An example of VLEN use would the to store a 1-D array of dropsonde
data, in which the data at each drop point is of variable length.
There is no special restriction on the dimensionality of VLEN
variables. It's possible to have 2D, 3D, 4D, etc. data, in which each
point contains a VLEN.
A VLEN has a base type (that is, the type that it is a VLEN of). This
may be one of the atomic types (forming, for example, a variable
length array of ::NC_INT), or it can be another user defined type,
like a compound type.
With VLEN data, special memory allocation and deallocation procedures
must be followed, or memory leaks may occur.
Compression is permitted but may not be effective for VLEN data,
because the compression is applied to structures containing lengths
and pointers to the data, rather than the actual data.
For more information on creating and using variable length arrays, see
Variable Length Arrays in The NetCDF C Interface Guide.
\subsection types_opaque_types Opaque Types
Opaque types allow the user to store arrays of data blobs of a fixed size.
For more information on creating and using opaque types, see Opaque
Type in The NetCDF C Interface Guide.
\subsection enum_types Enum Types
Enum types allow the user to specify an enumeration.
For more information on creating and using enum types, see Enum Type
in The NetCDF C Interface Guide.
\section type_conversion Type Conversion
Each netCDF variable has an external type, specified when the variable
is first defined. This external type determines whether the data is
intended for text or numeric values, and if numeric, the range and
precision of numeric values.
If the netCDF external type for a variable is char, only character
data representing text strings can be written to or read from the
variable. No automatic conversion of text data to a different
representation is supported.

» **SHORT EXERCISE 1**:
Starting at the first line of the entries and ending at the line containing "y-tick-label: 0,05: [18, 366, 31, 372]", rewrite those lines with "Norm. Fluoro." switched to "Normalized Fluorescence" and everything else left unchanged.
The text above and the entries below come from unrelated sources.

» **EXERCISE DATA**:
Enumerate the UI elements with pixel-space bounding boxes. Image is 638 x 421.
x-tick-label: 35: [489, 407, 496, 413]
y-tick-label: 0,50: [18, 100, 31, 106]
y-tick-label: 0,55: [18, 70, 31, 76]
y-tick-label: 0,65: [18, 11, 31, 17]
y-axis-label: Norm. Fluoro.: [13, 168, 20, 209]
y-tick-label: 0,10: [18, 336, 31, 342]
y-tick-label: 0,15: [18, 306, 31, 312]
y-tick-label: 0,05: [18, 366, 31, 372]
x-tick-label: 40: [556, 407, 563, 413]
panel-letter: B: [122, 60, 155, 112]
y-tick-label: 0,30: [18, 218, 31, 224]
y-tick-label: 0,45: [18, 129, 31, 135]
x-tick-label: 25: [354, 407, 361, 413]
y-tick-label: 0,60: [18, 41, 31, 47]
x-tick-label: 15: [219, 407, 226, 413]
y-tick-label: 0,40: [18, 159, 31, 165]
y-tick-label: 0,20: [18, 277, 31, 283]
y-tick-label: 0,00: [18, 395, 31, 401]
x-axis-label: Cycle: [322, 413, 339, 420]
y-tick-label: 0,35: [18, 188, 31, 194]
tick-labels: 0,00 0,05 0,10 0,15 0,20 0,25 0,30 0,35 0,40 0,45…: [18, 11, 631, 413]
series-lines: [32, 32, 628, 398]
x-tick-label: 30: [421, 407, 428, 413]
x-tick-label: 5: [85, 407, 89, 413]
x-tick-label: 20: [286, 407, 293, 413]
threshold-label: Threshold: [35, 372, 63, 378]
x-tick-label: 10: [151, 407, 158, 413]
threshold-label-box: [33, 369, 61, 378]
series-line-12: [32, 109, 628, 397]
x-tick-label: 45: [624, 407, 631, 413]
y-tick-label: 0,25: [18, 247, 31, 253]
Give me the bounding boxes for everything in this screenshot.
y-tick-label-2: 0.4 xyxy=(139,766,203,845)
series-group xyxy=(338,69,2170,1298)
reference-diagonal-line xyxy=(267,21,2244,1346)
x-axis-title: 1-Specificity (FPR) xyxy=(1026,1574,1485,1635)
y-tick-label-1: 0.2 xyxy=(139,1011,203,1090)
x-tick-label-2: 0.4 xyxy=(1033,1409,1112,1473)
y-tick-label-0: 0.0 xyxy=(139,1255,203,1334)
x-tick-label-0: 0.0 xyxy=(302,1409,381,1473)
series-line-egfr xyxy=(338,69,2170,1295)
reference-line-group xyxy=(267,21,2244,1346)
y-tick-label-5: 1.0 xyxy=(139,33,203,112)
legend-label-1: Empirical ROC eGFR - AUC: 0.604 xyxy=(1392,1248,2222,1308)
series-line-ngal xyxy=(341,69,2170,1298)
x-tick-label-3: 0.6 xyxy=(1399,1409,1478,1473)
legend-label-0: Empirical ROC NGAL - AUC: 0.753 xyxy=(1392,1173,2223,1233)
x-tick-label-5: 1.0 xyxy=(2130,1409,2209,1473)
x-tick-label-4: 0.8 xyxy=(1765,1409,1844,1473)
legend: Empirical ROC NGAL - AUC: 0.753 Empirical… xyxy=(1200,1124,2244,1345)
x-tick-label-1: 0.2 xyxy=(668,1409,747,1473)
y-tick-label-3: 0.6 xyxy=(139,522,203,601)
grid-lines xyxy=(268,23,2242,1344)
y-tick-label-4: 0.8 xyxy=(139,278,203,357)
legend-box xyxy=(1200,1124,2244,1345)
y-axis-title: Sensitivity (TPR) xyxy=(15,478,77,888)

» **SHORT EXERCISE 2**:
According to the netCDF text, why might compression not be effective for VLEN data?

» **PROBLEM SOLUTION 1**:
Enumerate the UI elements with pixel-space bounding boxes. Image is 638 x 421.
x-tick-label: 35: [489, 407, 496, 413]
y-tick-label: 0,50: [18, 100, 31, 106]
y-tick-label: 0,55: [18, 70, 31, 76]
y-tick-label: 0,65: [18, 11, 31, 17]
y-axis-label: Normalized Fluorescence: [13, 168, 20, 209]
y-tick-label: 0,10: [18, 336, 31, 342]
y-tick-label: 0,15: [18, 306, 31, 312]
y-tick-label: 0,05: [18, 366, 31, 372]

» **PROBLEM SOLUTION 2**:
The compression is applied to structures containing lengths and pointers to the data, rather than to the actual data.